• **Collected data entries**
────────────────
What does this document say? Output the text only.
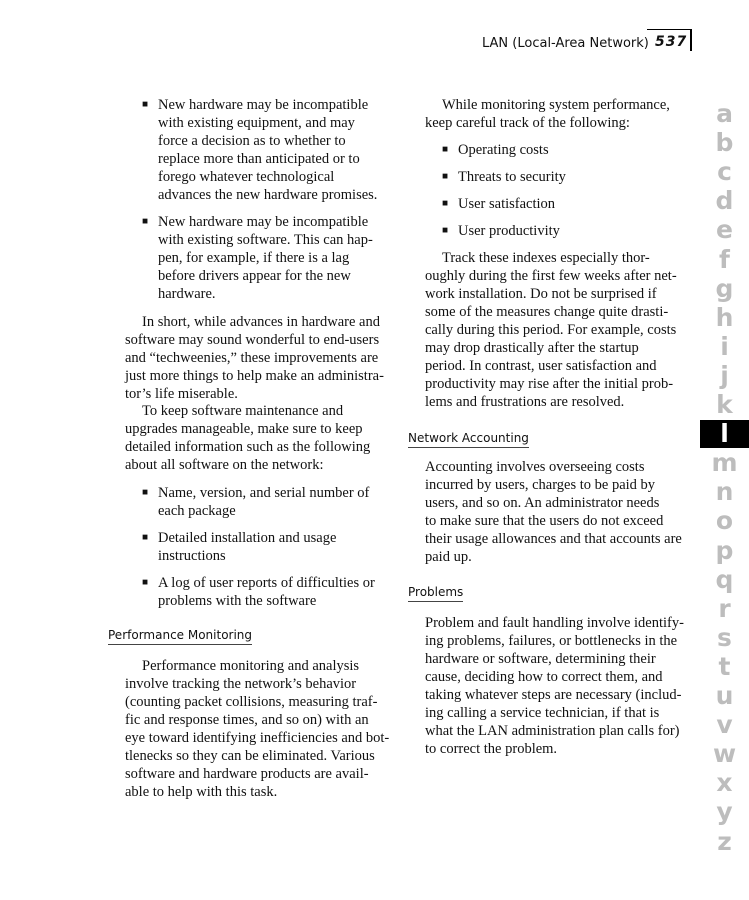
LAN (Local-Area Network) 537
■ New hardware may be incompatible
with existing equipment, and may
force a decision as to whether to
replace more than anticipated or to
forego whatever technological
advances the new hardware promises.
■ New hardware may be incompatible
with existing software. This can hap-
pen, for example, if there is a lag
before drivers appear for the new
hardware.
In short, while advances in hardware and
software may sound wonderful to end-users
and “techweenies,” these improvements are
just more things to help make an administra-
tor’s life miserable.
To keep software maintenance and
upgrades manageable, make sure to keep
detailed information such as the following
about all software on the network:
■ Name, version, and serial number of
each package
■ Detailed installation and usage
instructions
■ A log of user reports of difficulties or
problems with the software
Performance Monitoring
Performance monitoring and analysis
involve tracking the network’s behavior
(counting packet collisions, measuring traf-
fic and response times, and so on) with an
eye toward identifying inefficiencies and bot-
tlenecks so they can be eliminated. Various
software and hardware products are avail-
able to help with this task.
While monitoring system performance,
keep careful track of the following:
■ Operating costs
■ Threats to security
■ User satisfaction
■ User productivity
Track these indexes especially thor-
oughly during the first few weeks after net-
work installation. Do not be surprised if
some of the measures change quite drasti-
cally during this period. For example, costs
may drop drastically after the startup
period. In contrast, user satisfaction and
productivity may rise after the initial prob-
lems and frustrations are resolved.
Network Accounting
Accounting involves overseeing costs
incurred by users, charges to be paid by
users, and so on. An administrator needs
to make sure that the users do not exceed
their usage allowances and that accounts are
paid up.
Problems
Problem and fault handling involve identify-
ing problems, failures, or bottlenecks in the
hardware or software, determining their
cause, deciding how to correct them, and
taking whatever steps are necessary (includ-
ing calling a service technician, if that is
what the LAN administration plan calls for)
to correct the problem.
a
b
c
d
e
f
g
h
i
j
k
l
m
n
o
p
q
r
s
t
u
v
w
x
y
z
────────────────
• **What to produce**
Work out the count of lines containing the word "software", then write only that count.

• **Final result**
7